▶

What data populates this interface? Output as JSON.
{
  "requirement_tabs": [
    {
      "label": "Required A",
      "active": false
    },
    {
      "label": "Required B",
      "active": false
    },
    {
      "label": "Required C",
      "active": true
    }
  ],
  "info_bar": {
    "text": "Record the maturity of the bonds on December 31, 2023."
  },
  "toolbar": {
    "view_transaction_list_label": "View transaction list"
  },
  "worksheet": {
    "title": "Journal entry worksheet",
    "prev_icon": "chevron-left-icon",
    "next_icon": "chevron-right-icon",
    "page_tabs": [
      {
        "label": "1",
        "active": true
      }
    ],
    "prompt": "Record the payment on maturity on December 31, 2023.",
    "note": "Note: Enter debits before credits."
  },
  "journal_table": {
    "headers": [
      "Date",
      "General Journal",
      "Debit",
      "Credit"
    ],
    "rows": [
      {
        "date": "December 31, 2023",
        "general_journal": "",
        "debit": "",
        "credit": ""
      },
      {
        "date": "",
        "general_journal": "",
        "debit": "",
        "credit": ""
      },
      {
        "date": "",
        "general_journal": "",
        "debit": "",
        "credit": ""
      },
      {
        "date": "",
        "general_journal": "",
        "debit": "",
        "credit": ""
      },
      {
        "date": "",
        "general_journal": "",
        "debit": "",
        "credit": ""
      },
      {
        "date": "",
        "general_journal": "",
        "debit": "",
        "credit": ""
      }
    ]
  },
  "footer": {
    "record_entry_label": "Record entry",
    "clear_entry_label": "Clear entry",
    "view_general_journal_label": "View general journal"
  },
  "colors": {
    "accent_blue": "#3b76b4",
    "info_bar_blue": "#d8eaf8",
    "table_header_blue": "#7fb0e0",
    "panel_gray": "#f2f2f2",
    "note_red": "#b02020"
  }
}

◀

### Written instruction
Scan the records above for the string "December", then report every line that contains it.

### Complete response
    "text": "Record the maturity of the bonds on December 31, 2023."
    "prompt": "Record the payment on maturity on December 31, 2023.",
        "date": "December 31, 2023",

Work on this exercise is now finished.